■ **Task objective**
Write the entries out again exactly as they stand, but without the pictures.

Collected data entries:
***

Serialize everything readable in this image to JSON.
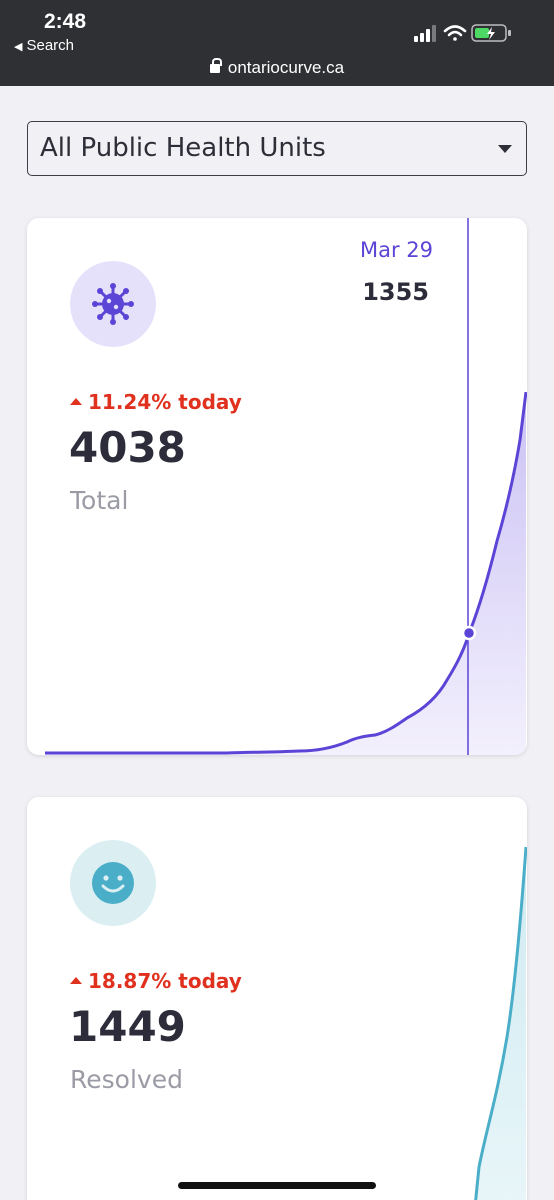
{
  "status_bar": {
    "time": "2:48",
    "back_label": "Search",
    "url": "ontariocurve.ca"
  },
  "region_select": {
    "selected": "All Public Health Units"
  },
  "cards": [
    {
      "id": "total",
      "icon": "virus-icon",
      "accent": "#5b45d6",
      "icon_bg": "#e6e1fb",
      "change_text": "11.24% today",
      "change_color": "#e0301e",
      "value": "4038",
      "label": "Total",
      "tooltip": {
        "date": "Mar 29",
        "value": "1355"
      }
    },
    {
      "id": "resolved",
      "icon": "smiley-icon",
      "accent": "#4aaec9",
      "icon_bg": "#dbeff3",
      "change_text": "18.87% today",
      "change_color": "#e0301e",
      "value": "1449",
      "label": "Resolved"
    }
  ]
}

***

■ **Finished task**
Serialize everything readable in this image to JSON.
{
  "status_bar": {
    "time": "2:48",
    "back_label": "Search",
    "url": "ontariocurve.ca"
  },
  "region_select": {
    "selected": "All Public Health Units"
  },
  "cards": [
    {
      "id": "total",
      "icon": "virus-icon",
      "accent": "#5b45d6",
      "icon_bg": "#e6e1fb",
      "change_text": "11.24% today",
      "change_color": "#e0301e",
      "value": "4038",
      "label": "Total",
      "tooltip": {
        "date": "Mar 29",
        "value": "1355"
      }
    },
    {
      "id": "resolved",
      "icon": "smiley-icon",
      "accent": "#4aaec9",
      "icon_bg": "#dbeff3",
      "change_text": "18.87% today",
      "change_color": "#e0301e",
      "value": "1449",
      "label": "Resolved"
    }
  ]
}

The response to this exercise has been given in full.